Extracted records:
>>>>>
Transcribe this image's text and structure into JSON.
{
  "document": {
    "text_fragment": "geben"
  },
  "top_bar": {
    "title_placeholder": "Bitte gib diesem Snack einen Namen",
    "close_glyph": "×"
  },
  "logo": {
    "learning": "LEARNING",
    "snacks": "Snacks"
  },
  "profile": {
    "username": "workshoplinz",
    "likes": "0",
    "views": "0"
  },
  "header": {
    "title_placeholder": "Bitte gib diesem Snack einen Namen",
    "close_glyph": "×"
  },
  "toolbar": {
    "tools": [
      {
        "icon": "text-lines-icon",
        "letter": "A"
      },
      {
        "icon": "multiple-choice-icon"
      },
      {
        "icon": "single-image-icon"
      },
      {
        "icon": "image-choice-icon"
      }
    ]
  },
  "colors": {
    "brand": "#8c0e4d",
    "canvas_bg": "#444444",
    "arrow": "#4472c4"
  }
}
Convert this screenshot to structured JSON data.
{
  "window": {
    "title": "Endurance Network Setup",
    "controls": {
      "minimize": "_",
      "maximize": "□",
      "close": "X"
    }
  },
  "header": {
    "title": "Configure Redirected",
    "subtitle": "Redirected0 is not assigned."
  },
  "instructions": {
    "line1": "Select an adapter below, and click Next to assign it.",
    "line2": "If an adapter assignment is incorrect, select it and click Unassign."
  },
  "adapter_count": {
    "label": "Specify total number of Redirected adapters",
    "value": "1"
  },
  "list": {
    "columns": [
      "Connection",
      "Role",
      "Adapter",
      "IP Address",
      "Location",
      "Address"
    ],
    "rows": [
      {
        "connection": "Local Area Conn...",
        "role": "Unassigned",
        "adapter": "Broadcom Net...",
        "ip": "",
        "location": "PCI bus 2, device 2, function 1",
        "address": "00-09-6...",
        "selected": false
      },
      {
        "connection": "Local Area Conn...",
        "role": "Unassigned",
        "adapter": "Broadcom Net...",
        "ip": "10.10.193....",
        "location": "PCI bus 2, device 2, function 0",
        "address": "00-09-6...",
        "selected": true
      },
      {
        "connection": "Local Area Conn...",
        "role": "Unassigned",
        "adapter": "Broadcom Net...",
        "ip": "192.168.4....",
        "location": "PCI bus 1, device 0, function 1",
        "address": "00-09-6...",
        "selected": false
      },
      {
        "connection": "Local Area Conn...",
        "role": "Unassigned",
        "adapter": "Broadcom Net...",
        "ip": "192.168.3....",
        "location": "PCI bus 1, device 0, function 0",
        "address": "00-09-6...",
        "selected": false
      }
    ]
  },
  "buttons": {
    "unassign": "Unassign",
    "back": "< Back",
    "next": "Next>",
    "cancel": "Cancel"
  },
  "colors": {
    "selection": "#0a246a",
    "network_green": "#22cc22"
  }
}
<<<<<
* _Description of the task_
In the material above, find the lines that contain "choice" and show them.

* _Full output_
        "icon": "multiple-choice-icon"
        "icon": "image-choice-icon"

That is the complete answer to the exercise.